WHAT YOU HAVE TO DO: Find and return each line containing "type".

Items listed in a dataset
start

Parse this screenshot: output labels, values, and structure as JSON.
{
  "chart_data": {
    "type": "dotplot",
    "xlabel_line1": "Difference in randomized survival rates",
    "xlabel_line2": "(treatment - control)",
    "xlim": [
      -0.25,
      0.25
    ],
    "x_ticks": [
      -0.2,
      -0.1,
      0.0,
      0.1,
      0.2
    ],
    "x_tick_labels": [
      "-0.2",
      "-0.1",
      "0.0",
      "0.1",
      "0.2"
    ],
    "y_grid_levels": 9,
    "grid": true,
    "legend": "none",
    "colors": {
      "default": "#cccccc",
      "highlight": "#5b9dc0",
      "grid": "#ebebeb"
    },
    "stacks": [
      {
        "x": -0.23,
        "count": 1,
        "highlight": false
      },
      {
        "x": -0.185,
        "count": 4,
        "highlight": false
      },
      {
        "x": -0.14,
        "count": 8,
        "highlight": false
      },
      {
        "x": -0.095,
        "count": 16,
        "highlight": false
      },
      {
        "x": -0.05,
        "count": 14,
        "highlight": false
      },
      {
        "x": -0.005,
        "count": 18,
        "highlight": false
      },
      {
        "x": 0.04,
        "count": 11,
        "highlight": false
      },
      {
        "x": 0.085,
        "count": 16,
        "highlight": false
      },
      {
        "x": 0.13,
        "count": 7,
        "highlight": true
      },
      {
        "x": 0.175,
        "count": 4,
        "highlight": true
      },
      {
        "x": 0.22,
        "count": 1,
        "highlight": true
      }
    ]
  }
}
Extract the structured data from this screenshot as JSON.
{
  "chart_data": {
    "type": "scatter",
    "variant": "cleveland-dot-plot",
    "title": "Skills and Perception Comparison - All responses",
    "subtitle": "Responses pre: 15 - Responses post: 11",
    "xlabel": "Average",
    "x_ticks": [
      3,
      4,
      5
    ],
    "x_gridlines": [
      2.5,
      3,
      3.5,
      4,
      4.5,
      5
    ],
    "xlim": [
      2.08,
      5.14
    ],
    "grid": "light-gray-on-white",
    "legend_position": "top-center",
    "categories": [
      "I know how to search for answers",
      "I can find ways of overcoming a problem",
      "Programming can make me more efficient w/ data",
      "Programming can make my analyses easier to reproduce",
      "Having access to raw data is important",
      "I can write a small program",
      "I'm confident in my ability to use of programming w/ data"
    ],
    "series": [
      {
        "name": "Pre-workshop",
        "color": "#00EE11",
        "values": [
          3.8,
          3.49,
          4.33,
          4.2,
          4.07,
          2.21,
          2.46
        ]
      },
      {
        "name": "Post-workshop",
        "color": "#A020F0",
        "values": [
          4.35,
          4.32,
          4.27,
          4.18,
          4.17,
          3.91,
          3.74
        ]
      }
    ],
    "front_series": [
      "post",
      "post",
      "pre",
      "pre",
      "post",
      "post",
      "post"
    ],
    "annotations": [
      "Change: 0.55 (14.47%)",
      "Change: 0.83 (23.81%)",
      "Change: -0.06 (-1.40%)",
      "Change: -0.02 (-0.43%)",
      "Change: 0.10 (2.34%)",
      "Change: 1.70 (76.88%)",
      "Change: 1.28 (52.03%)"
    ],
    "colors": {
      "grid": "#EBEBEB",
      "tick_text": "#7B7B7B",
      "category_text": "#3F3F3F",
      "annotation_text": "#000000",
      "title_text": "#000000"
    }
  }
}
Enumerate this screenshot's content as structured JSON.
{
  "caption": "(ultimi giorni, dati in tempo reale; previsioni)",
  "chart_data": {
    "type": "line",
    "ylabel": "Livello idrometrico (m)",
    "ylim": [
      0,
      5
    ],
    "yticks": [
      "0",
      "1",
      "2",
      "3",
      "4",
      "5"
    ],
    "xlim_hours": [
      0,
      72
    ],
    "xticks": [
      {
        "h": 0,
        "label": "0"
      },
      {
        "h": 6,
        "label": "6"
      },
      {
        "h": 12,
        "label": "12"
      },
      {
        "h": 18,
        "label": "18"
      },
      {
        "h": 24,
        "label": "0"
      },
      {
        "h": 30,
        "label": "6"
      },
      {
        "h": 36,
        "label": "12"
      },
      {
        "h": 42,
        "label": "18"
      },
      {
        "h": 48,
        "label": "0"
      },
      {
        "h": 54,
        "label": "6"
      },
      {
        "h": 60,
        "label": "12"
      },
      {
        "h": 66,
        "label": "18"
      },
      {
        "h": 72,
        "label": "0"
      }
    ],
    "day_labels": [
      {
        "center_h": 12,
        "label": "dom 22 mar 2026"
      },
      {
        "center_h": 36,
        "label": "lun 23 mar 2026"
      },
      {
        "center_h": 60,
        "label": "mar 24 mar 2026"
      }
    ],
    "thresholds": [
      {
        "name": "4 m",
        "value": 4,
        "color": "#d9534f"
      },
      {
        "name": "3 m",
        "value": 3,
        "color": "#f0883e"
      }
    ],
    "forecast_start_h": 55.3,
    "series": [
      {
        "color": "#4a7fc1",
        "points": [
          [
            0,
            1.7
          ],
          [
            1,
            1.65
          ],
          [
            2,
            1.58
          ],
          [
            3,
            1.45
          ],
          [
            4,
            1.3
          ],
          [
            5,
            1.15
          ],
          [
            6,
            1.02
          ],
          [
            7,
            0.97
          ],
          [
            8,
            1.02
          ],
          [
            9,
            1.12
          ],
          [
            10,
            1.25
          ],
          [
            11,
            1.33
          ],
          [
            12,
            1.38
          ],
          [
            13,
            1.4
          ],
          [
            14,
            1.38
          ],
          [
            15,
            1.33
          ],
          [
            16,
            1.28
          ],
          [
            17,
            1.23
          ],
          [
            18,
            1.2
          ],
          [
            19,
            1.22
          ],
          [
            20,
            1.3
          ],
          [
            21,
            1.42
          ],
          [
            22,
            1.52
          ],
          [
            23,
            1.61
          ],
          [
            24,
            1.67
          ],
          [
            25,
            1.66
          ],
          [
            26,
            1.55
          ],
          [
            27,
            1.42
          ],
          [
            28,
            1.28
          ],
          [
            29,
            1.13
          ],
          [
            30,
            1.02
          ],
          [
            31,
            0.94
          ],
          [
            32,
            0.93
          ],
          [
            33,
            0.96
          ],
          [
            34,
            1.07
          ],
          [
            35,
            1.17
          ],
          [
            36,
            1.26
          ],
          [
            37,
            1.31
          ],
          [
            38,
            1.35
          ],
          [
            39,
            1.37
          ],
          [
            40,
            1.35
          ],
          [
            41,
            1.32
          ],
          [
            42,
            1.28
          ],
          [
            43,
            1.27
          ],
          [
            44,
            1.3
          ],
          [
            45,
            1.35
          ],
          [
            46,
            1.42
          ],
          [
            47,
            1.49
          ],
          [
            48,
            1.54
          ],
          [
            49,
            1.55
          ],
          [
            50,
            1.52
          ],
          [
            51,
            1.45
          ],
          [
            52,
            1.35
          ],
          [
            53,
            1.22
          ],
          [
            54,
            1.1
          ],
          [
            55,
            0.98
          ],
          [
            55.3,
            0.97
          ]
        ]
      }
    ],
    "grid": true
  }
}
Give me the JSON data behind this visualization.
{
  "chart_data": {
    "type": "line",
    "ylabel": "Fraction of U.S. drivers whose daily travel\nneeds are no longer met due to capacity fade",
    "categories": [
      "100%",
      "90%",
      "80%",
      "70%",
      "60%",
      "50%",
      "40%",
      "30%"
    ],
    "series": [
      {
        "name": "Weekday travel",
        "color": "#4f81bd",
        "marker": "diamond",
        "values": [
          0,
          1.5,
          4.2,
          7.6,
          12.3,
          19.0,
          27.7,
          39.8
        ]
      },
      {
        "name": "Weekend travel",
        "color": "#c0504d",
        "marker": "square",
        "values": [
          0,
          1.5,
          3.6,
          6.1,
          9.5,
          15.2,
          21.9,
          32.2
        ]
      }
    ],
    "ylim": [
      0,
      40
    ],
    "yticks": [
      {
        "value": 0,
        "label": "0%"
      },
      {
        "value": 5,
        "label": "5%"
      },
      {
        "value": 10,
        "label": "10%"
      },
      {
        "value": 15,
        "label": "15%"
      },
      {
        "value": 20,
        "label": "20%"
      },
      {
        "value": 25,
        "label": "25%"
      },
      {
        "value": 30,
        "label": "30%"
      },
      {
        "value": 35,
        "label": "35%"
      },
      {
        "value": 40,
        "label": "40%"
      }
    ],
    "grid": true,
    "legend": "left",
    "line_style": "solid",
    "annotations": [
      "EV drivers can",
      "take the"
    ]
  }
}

end

THE SOLUTION:
    "type": "dotplot",
    "type": "scatter",
    "type": "line",
    "type": "line",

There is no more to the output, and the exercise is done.